- Listed entries
....................
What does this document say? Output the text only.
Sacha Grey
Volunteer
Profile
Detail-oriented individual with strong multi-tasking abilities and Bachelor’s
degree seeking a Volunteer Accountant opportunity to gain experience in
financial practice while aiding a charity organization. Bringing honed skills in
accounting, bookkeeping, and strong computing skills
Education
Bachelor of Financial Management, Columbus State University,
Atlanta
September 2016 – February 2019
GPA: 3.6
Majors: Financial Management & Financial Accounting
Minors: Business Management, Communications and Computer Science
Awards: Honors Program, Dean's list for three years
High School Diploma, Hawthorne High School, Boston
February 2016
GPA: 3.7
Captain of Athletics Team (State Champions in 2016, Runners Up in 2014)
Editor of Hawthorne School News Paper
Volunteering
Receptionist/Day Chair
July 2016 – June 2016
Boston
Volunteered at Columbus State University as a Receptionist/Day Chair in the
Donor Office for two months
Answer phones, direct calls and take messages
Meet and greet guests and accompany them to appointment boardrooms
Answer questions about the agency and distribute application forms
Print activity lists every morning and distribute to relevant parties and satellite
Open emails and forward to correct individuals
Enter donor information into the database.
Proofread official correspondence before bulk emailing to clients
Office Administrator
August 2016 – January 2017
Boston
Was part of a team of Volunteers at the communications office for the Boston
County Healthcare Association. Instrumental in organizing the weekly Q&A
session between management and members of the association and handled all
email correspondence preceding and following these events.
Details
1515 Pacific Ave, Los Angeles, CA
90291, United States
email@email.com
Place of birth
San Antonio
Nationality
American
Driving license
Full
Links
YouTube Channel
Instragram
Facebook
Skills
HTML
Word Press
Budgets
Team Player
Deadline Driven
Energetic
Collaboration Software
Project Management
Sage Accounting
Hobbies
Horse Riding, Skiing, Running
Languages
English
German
....................
- Exercise prompt
Return all of the entries word for word.

- Task result
What does this document say? Output the text only.
Sacha Grey
Volunteer
Profile
Detail-oriented individual with strong multi-tasking abilities and Bachelor’s
degree seeking a Volunteer Accountant opportunity to gain experience in
financial practice while aiding a charity organization. Bringing honed skills in
accounting, bookkeeping, and strong computing skills
Education
Bachelor of Financial Management, Columbus State University,
Atlanta
September 2016 – February 2019
GPA: 3.6
Majors: Financial Management & Financial Accounting
Minors: Business Management, Communications and Computer Science
Awards: Honors Program, Dean's list for three years
High School Diploma, Hawthorne High School, Boston
February 2016
GPA: 3.7
Captain of Athletics Team (State Champions in 2016, Runners Up in 2014)
Editor of Hawthorne School News Paper
Volunteering
Receptionist/Day Chair
July 2016 – June 2016
Boston
Volunteered at Columbus State University as a Receptionist/Day Chair in the
Donor Office for two months
Answer phones, direct calls and take messages
Meet and greet guests and accompany them to appointment boardrooms
Answer questions about the agency and distribute application forms
Print activity lists every morning and distribute to relevant parties and satellite
Open emails and forward to correct individuals
Enter donor information into the database.
Proofread official correspondence before bulk emailing to clients
Office Administrator
August 2016 – January 2017
Boston
Was part of a team of Volunteers at the communications office for the Boston
County Healthcare Association. Instrumental in organizing the weekly Q&A
session between management and members of the association and handled all
email correspondence preceding and following these events.
Details
1515 Pacific Ave, Los Angeles, CA
90291, United States
email@email.com
Place of birth
San Antonio
Nationality
American
Driving license
Full
Links
YouTube Channel
Instragram
Facebook
Skills
HTML
Word Press
Budgets
Team Player
Deadline Driven
Energetic
Collaboration Software
Project Management
Sage Accounting
Hobbies
Horse Riding, Skiing, Running
Languages
English
German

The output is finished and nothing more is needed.